## start Material provided
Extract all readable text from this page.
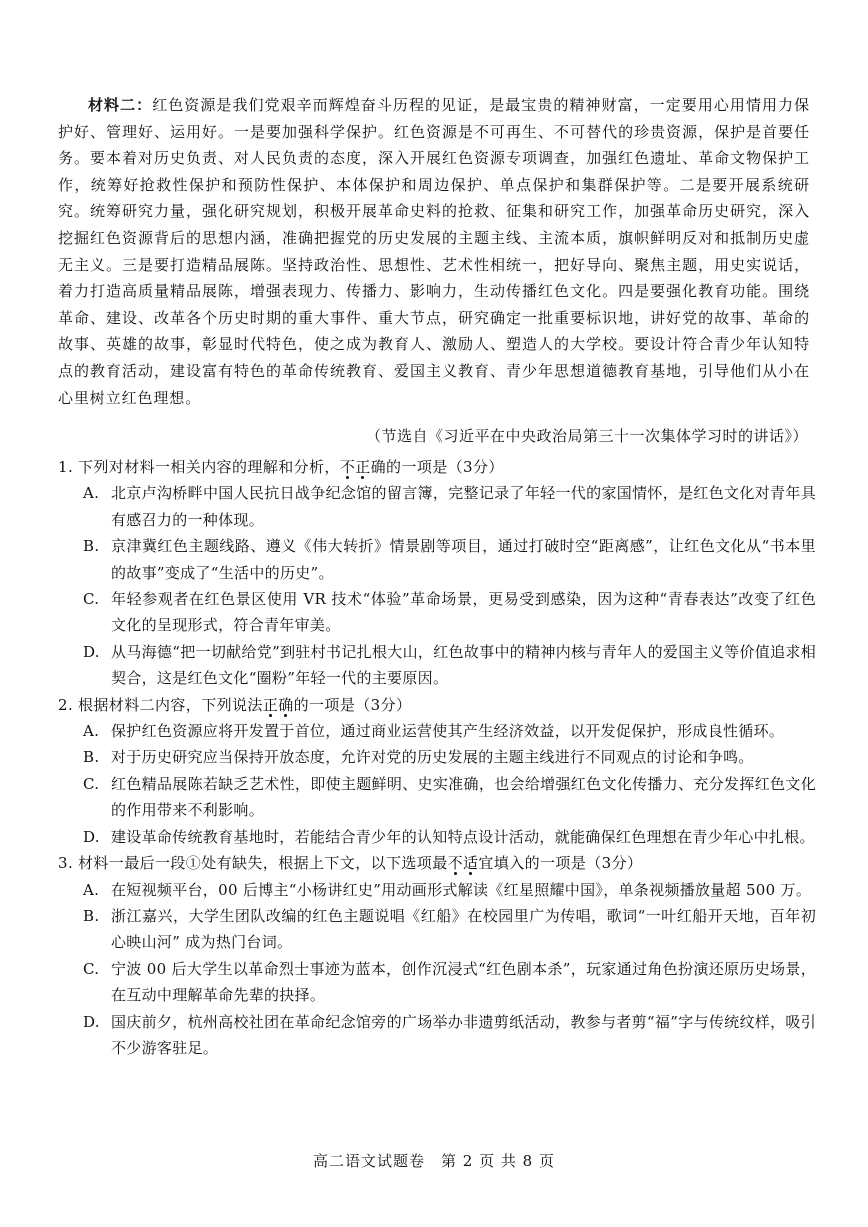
材料二：红色资源是我们党艰辛而辉煌奋斗历程的见证，是最宝贵的精神财富，一定要用心用情用力保护好、管理好、运用好。一是要加强科学保护。红色资源是不可再生、不可替代的珍贵资源，保护是首要任务。要本着对历史负责、对人民负责的态度，深入开展红色资源专项调查，加强红色遗址、革命文物保护工作，统筹好抢救性保护和预防性保护、本体保护和周边保护、单点保护和集群保护等。二是要开展系统研究。统筹研究力量，强化研究规划，积极开展革命史料的抢救、征集和研究工作，加强革命历史研究，深入挖掘红色资源背后的思想内涵，准确把握党的历史发展的主题主线、主流本质，旗帜鲜明反对和抵制历史虚无主义。三是要打造精品展陈。坚持政治性、思想性、艺术性相统一，把好导向、聚焦主题，用史实说话，着力打造高质量精品展陈，增强表现力、传播力、影响力，生动传播红色文化。四是要强化教育功能。围绕革命、建设、改革各个历史时期的重大事件、重大节点，研究确定一批重要标识地，讲好党的故事、革命的故事、英雄的故事，彰显时代特色，使之成为教育人、激励人、塑造人的大学校。要设计符合青少年认知特点的教育活动，建设富有特色的革命传统教育、爱国主义教育、青少年思想道德教育基地，引导他们从小在心里树立红色理想。
（节选自《习近平在中央政治局第三十一次集体学习时的讲话》）
1. 下列对材料一相关内容的理解和分析，不正确的一项是（3分）
A. 北京卢沟桥畔中国人民抗日战争纪念馆的留言簿，完整记录了年轻一代的家国情怀，是红色文化对青年具有感召力的一种体现。
B. 京津冀红色主题线路、遵义《伟大转折》情景剧等项目，通过打破时空“距离感”，让红色文化从“书本里的故事”变成了“生活中的历史”。
C. 年轻参观者在红色景区使用 VR 技术“体验”革命场景，更易受到感染，因为这种“青春表达”改变了红色文化的呈现形式，符合青年审美。
D. 从马海德“把一切献给党”到驻村书记扎根大山，红色故事中的精神内核与青年人的爱国主义等价值追求相契合，这是红色文化“圈粉”年轻一代的主要原因。
2. 根据材料二内容，下列说法正确的一项是（3分）
A. 保护红色资源应将开发置于首位，通过商业运营使其产生经济效益，以开发促保护，形成良性循环。
B. 对于历史研究应当保持开放态度，允许对党的历史发展的主题主线进行不同观点的讨论和争鸣。
C. 红色精品展陈若缺乏艺术性，即使主题鲜明、史实准确，也会给增强红色文化传播力、充分发挥红色文化的作用带来不利影响。
D. 建设革命传统教育基地时，若能结合青少年的认知特点设计活动，就能确保红色理想在青少年心中扎根。
3. 材料一最后一段①处有缺失，根据上下文，以下选项最不适宜填入的一项是（3分）
A. 在短视频平台，00 后博主“小杨讲红史”用动画形式解读《红星照耀中国》，单条视频播放量超 500 万。
B. 浙江嘉兴，大学生团队改编的红色主题说唱《红船》在校园里广为传唱，歌词“一叶红船开天地，百年初心映山河” 成为热门台词。
C. 宁波 00 后大学生以革命烈士事迹为蓝本，创作沉浸式“红色剧本杀”，玩家通过角色扮演还原历史场景，在互动中理解革命先辈的抉择。
D. 国庆前夕，杭州高校社团在革命纪念馆旁的广场举办非遗剪纸活动，教参与者剪“福”字与传统纹样，吸引不少游客驻足。
高二语文试题卷　第 2 页 共 8 页
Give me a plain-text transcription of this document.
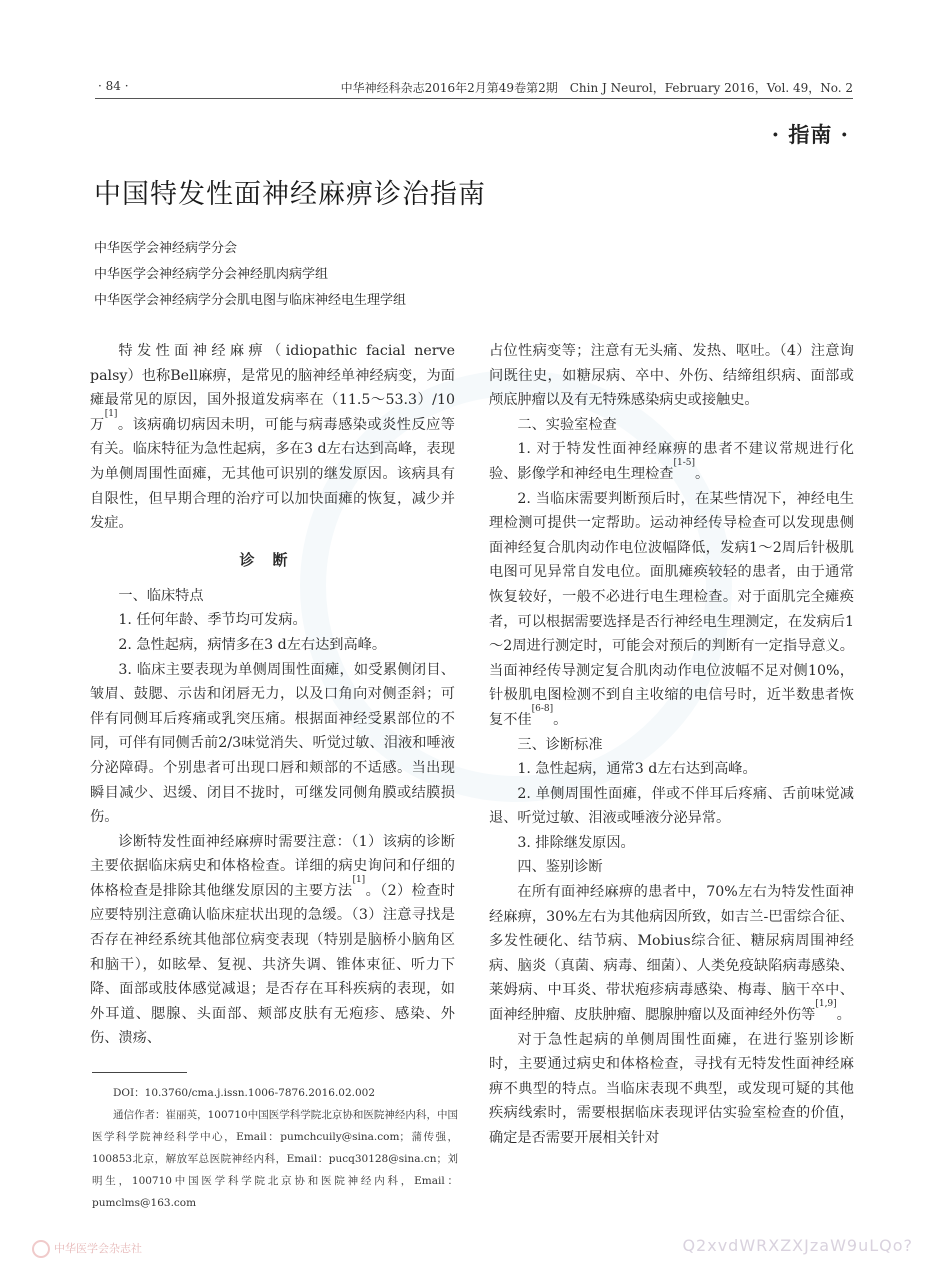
· 84 ·	中华神经科杂志2016年2月第49卷第2期　Chin J Neurol，February 2016，Vol. 49，No. 2
· 指南 ·
中国特发性面神经麻痹诊治指南
中华医学会神经病学分会
中华医学会神经病学分会神经肌肉病学组
中华医学会神经病学分会肌电图与临床神经电生理学组

特发性面神经麻痹（idiopathic facial nerve palsy）也称Bell麻痹，是常见的脑神经单神经病变，为面瘫最常见的原因，国外报道发病率在（11.5～53.3）/10万[1]。该病确切病因未明，可能与病毒感染或炎性反应等有关。临床特征为急性起病，多在3 d左右达到高峰，表现为单侧周围性面瘫，无其他可识别的继发原因。该病具有自限性，但早期合理的治疗可以加快面瘫的恢复，减少并发症。

诊断

一、临床特点

1. 任何年龄、季节均可发病。

2. 急性起病，病情多在3 d左右达到高峰。

3. 临床主要表现为单侧周围性面瘫，如受累侧闭目、皱眉、鼓腮、示齿和闭唇无力，以及口角向对侧歪斜；可伴有同侧耳后疼痛或乳突压痛。根据面神经受累部位的不同，可伴有同侧舌前2/3味觉消失、听觉过敏、泪液和唾液分泌障碍。个别患者可出现口唇和颊部的不适感。当出现瞬目减少、迟缓、闭目不拢时，可继发同侧角膜或结膜损伤。

诊断特发性面神经麻痹时需要注意：（1）该病的诊断主要依据临床病史和体格检查。详细的病史询问和仔细的体格检查是排除其他继发原因的主要方法[1]。（2）检查时应要特别注意确认临床症状出现的急缓。（3）注意寻找是否存在神经系统其他部位病变表现（特别是脑桥小脑角区和脑干），如眩晕、复视、共济失调、锥体束征、听力下降、面部或肢体感觉减退；是否存在耳科疾病的表现，如外耳道、腮腺、头面部、颊部皮肤有无疱疹、感染、外伤、溃疡、

DOI：10.3760/cma.j.issn.1006-7876.2016.02.002

通信作者：崔丽英，100710中国医学科学院北京协和医院神经内科，中国医学科学院神经科学中心，Email：pumchcuily@sina.com；蒲传强，100853北京，解放军总医院神经内科，Email：pucq30128@sina.cn；刘明生，100710中国医学科学院北京协和医院神经内科，Email：pumclms@163.com

占位性病变等；注意有无头痛、发热、呕吐。（4）注意询问既往史，如糖尿病、卒中、外伤、结缔组织病、面部或颅底肿瘤以及有无特殊感染病史或接触史。

二、实验室检查

1. 对于特发性面神经麻痹的患者不建议常规进行化验、影像学和神经电生理检查[1-5]。

2. 当临床需要判断预后时，在某些情况下，神经电生理检测可提供一定帮助。运动神经传导检查可以发现患侧面神经复合肌肉动作电位波幅降低，发病1～2周后针极肌电图可见异常自发电位。面肌瘫痪较轻的患者，由于通常恢复较好，一般不必进行电生理检查。对于面肌完全瘫痪者，可以根据需要选择是否行神经电生理测定，在发病后1～2周进行测定时，可能会对预后的判断有一定指导意义。当面神经传导测定复合肌肉动作电位波幅不足对侧10%，针极肌电图检测不到自主收缩的电信号时，近半数患者恢复不佳[6-8]。

三、诊断标准

1. 急性起病，通常3 d左右达到高峰。

2. 单侧周围性面瘫，伴或不伴耳后疼痛、舌前味觉减退、听觉过敏、泪液或唾液分泌异常。

3. 排除继发原因。

四、鉴别诊断

在所有面神经麻痹的患者中，70%左右为特发性面神经麻痹，30%左右为其他病因所致，如吉兰-巴雷综合征、多发性硬化、结节病、Mobius综合征、糖尿病周围神经病、脑炎（真菌、病毒、细菌）、人类免疫缺陷病毒感染、莱姆病、中耳炎、带状疱疹病毒感染、梅毒、脑干卒中、面神经肿瘤、皮肤肿瘤、腮腺肿瘤以及面神经外伤等[1,9]。

对于急性起病的单侧周围性面瘫，在进行鉴别诊断时，主要通过病史和体格检查，寻找有无特发性面神经麻痹不典型的特点。当临床表现不典型，或发现可疑的其他疾病线索时，需要根据临床表现评估实验室检查的价值，确定是否需要开展相关针对

中华医学会杂志社	Q2xvdWRXZXJzaW9uLQo?
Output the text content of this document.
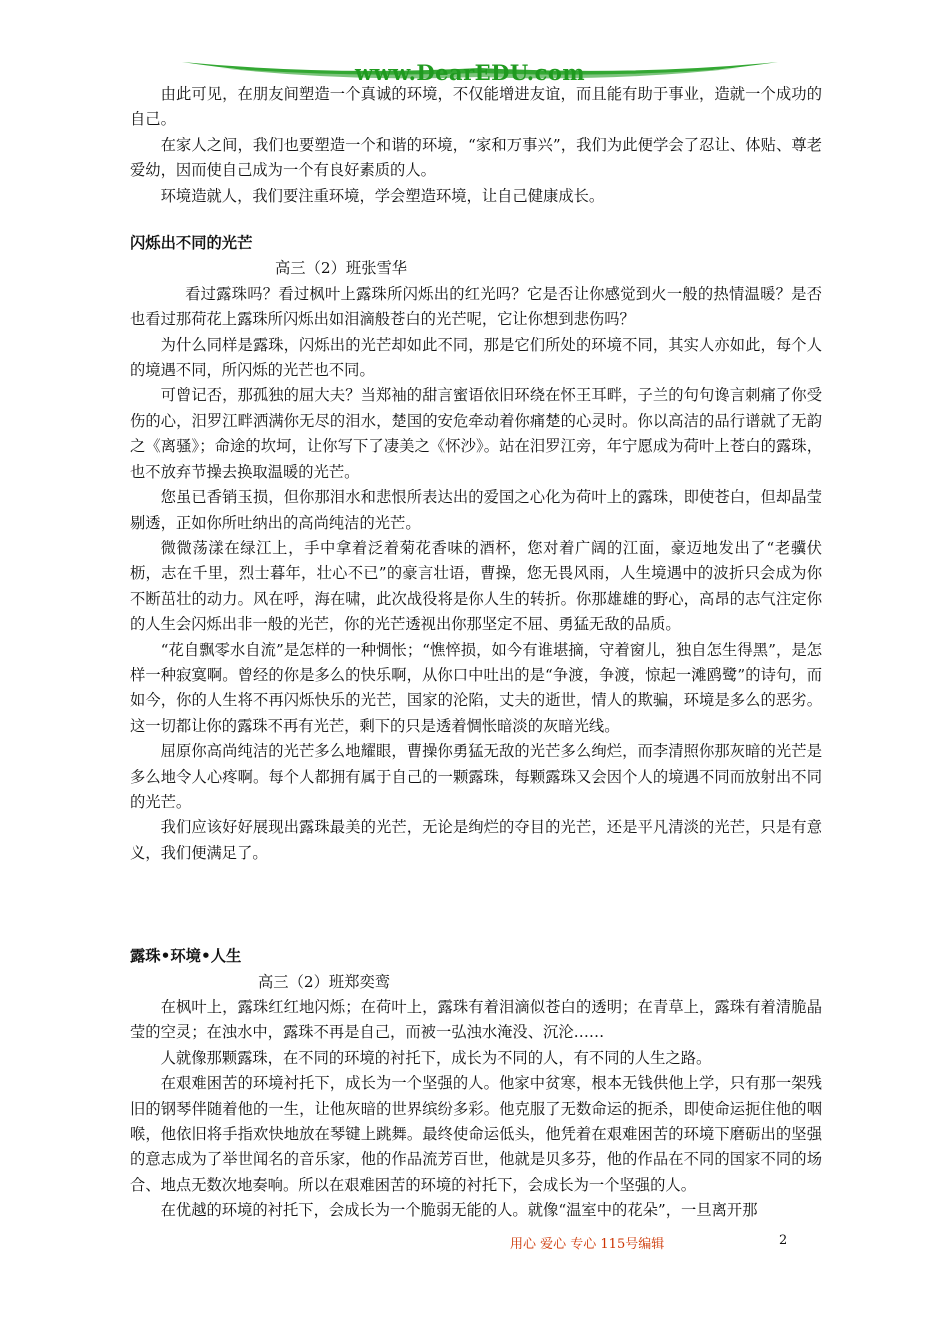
www.DearEDU.com

由此可见，在朋友间塑造一个真诚的环境，不仅能增进友谊，而且能有助于事业，造就一个成功的自己。

在家人之间，我们也要塑造一个和谐的环境，“家和万事兴”，我们为此便学会了忍让、体贴、尊老爱幼，因而使自己成为一个有良好素质的人。

环境造就人，我们要注重环境，学会塑造环境，让自己健康成长。

闪烁出不同的光芒

高三（2）班张雪华

看过露珠吗？看过枫叶上露珠所闪烁出的红光吗？它是否让你感觉到火一般的热情温暖？是否也看过那荷花上露珠所闪烁出如泪滴般苍白的光芒呢，它让你想到悲伤吗？

为什么同样是露珠，闪烁出的光芒却如此不同，那是它们所处的环境不同，其实人亦如此，每个人的境遇不同，所闪烁的光芒也不同。

可曾记否，那孤独的屈大夫？当郑袖的甜言蜜语依旧环绕在怀王耳畔，子兰的句句谗言刺痛了你受伤的心，汨罗江畔洒满你无尽的泪水，楚国的安危牵动着你痛楚的心灵时。你以高洁的品行谱就了无韵之《离骚》；命途的坎坷，让你写下了凄美之《怀沙》。站在汨罗江旁，年宁愿成为荷叶上苍白的露珠，也不放弃节操去换取温暖的光芒。

您虽已香销玉损，但你那泪水和悲恨所表达出的爱国之心化为荷叶上的露珠，即使苍白，但却晶莹剔透，正如你所吐纳出的高尚纯洁的光芒。

微微荡漾在绿江上，手中拿着泛着菊花香味的酒杯，您对着广阔的江面，豪迈地发出了“老骥伏枥，志在千里，烈士暮年，壮心不已”的豪言壮语，曹操，您无畏风雨，人生境遇中的波折只会成为你不断茁壮的动力。风在呼，海在啸，此次战役将是你人生的转折。你那雄雄的野心，高昂的志气注定你的人生会闪烁出非一般的光芒，你的光芒透视出你那坚定不屈、勇猛无敌的品质。

“花自飘零水自流”是怎样的一种惆怅；“憔悴损，如今有谁堪摘，守着窗儿，独自怎生得黑”，是怎样一种寂寞啊。曾经的你是多么的快乐啊，从你口中吐出的是“争渡，争渡，惊起一滩鸥鹭”的诗句，而如今，你的人生将不再闪烁快乐的光芒，国家的沦陷，丈夫的逝世，情人的欺骗，环境是多么的恶劣。这一切都让你的露珠不再有光芒，剩下的只是透着惆怅暗淡的灰暗光线。

屈原你高尚纯洁的光芒多么地耀眼，曹操你勇猛无敌的光芒多么绚烂，而李清照你那灰暗的光芒是多么地令人心疼啊。每个人都拥有属于自己的一颗露珠，每颗露珠又会因个人的境遇不同而放射出不同的光芒。

我们应该好好展现出露珠最美的光芒，无论是绚烂的夺目的光芒，还是平凡清淡的光芒，只是有意义，我们便满足了。

露珠•环境•人生

高三（2）班郑奕鸾

在枫叶上，露珠红红地闪烁；在荷叶上，露珠有着泪滴似苍白的透明；在青草上，露珠有着清脆晶莹的空灵；在浊水中，露珠不再是自己，而被一弘浊水淹没、沉沦……

人就像那颗露珠，在不同的环境的衬托下，成长为不同的人，有不同的人生之路。

在艰难困苦的环境衬托下，成长为一个坚强的人。他家中贫寒，根本无钱供他上学，只有那一架残旧的钢琴伴随着他的一生，让他灰暗的世界缤纷多彩。他克服了无数命运的扼杀，即使命运扼住他的咽喉，他依旧将手指欢快地放在琴键上跳舞。最终使命运低头，他凭着在艰难困苦的环境下磨砺出的坚强的意志成为了举世闻名的音乐家，他的作品流芳百世，他就是贝多芬，他的作品在不同的国家不同的场合、地点无数次地奏响。所以在艰难困苦的环境的衬托下，会成长为一个坚强的人。

在优越的环境的衬托下，会成长为一个脆弱无能的人。就像“温室中的花朵”，一旦离开那

用心 爱心 专心 115号编辑	2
## end Material provided
**Exercise description**
Identify and copy the lines holding the word "text".

**Right answer**
Extract all readable text from this page.
Give me a plain-text transcription of this document.
Output the text content of this document.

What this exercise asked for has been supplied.